>> Start
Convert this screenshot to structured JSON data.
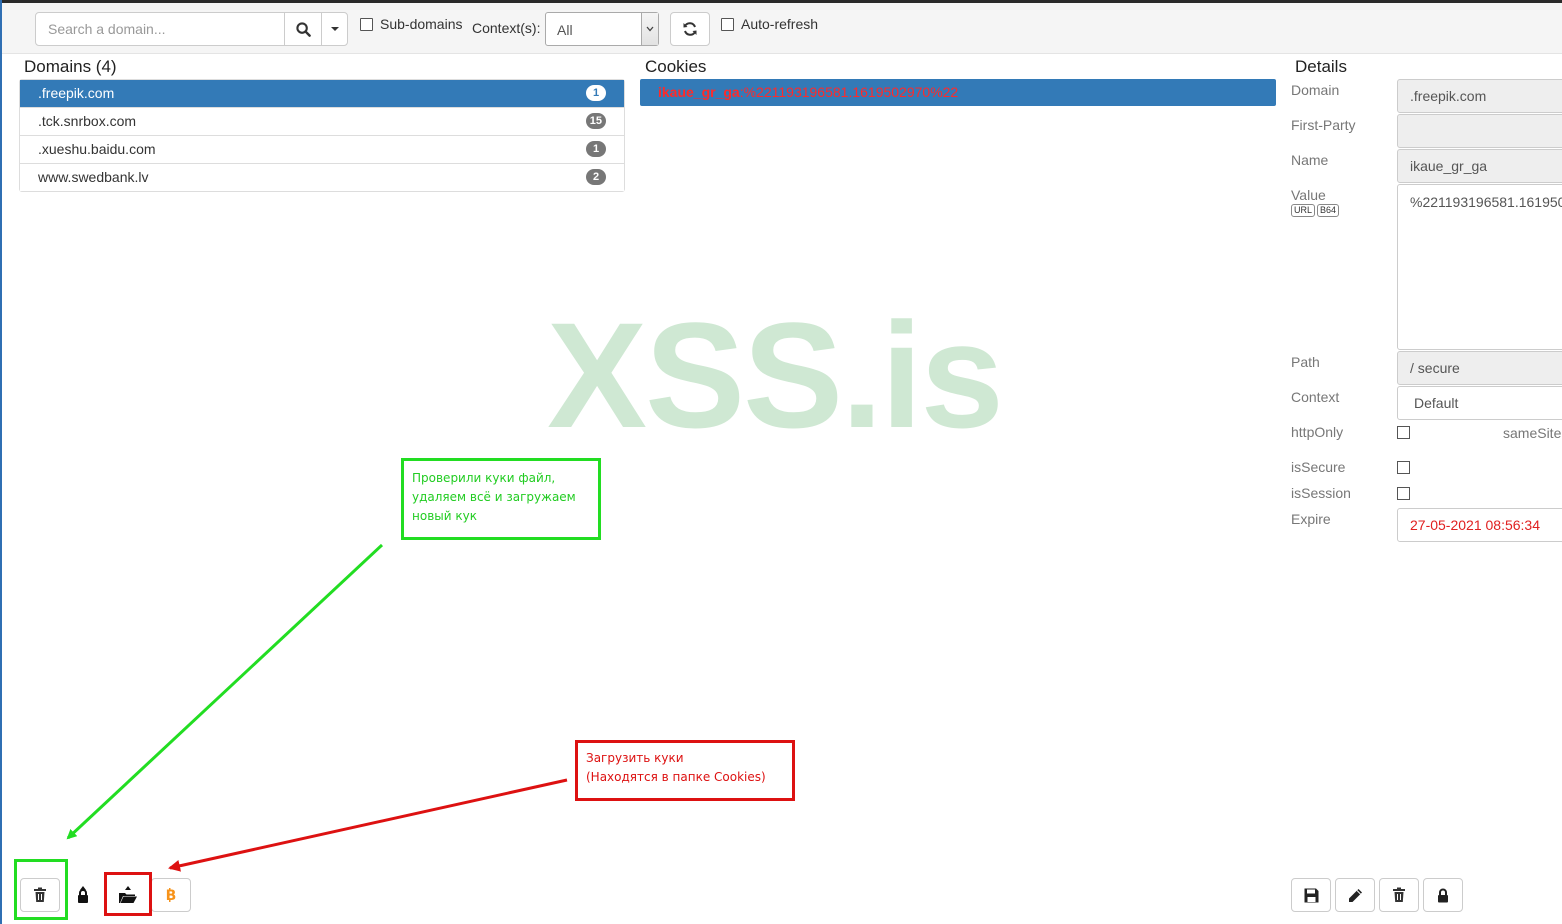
{
  "toolbar": {
    "search_placeholder": "Search a domain...",
    "subdomains_label": "Sub-domains",
    "contexts_label": "Context(s):",
    "contexts_value": "All",
    "autorefresh_label": "Auto-refresh"
  },
  "domains": {
    "title": "Domains (4)",
    "items": [
      {
        "name": ".freepik.com",
        "count": "1"
      },
      {
        "name": ".tck.snrbox.com",
        "count": "15"
      },
      {
        "name": ".xueshu.baidu.com",
        "count": "1"
      },
      {
        "name": "www.swedbank.lv",
        "count": "2"
      }
    ]
  },
  "cookies": {
    "title": "Cookies",
    "items": [
      {
        "name": "ikaue_gr_ga",
        "value": ":%221193196581.1619502970%22"
      }
    ]
  },
  "details": {
    "title": "Details",
    "domain_label": "Domain",
    "domain_value": ".freepik.com",
    "firstparty_label": "First-Party",
    "firstparty_value": "",
    "name_label": "Name",
    "name_value": "ikaue_gr_ga",
    "value_label": "Value",
    "url_tag": "URL",
    "b64_tag": "B64",
    "value_value": "%221193196581.161950",
    "path_label": "Path",
    "path_value": "/ secure",
    "context_label": "Context",
    "context_value": "Default",
    "httponly_label": "httpOnly",
    "samesite_label": "sameSite",
    "issecure_label": "isSecure",
    "issession_label": "isSession",
    "expire_label": "Expire",
    "expire_value": "27-05-2021 08:56:34"
  },
  "watermark": "XSS.is",
  "notes": {
    "green_text": "Проверили куки файл, удаляем всё и загружаем новый кук",
    "red_line1": "Загрузить куки",
    "red_line2": "(Находятся в папке Cookies)"
  },
  "colors": {
    "accent": "#337ab7",
    "note_green": "#22dd22",
    "note_red": "#dd1111",
    "cookie_text": "#ff2a2a",
    "expire_text": "#e02020",
    "bitcoin": "#f7931a"
  },
  "icons": {
    "search": "search-icon",
    "refresh": "refresh-icon",
    "trash": "trash-icon",
    "lock": "lock-icon",
    "folder_open": "folder-open-icon",
    "bitcoin": "bitcoin-icon",
    "save": "save-icon",
    "pencil": "pencil-icon"
  }
}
>> End
Find the word "freepik" in the material, then list each line that holds it.

        "name": ".freepik.com",
    "domain_value": ".freepik.com",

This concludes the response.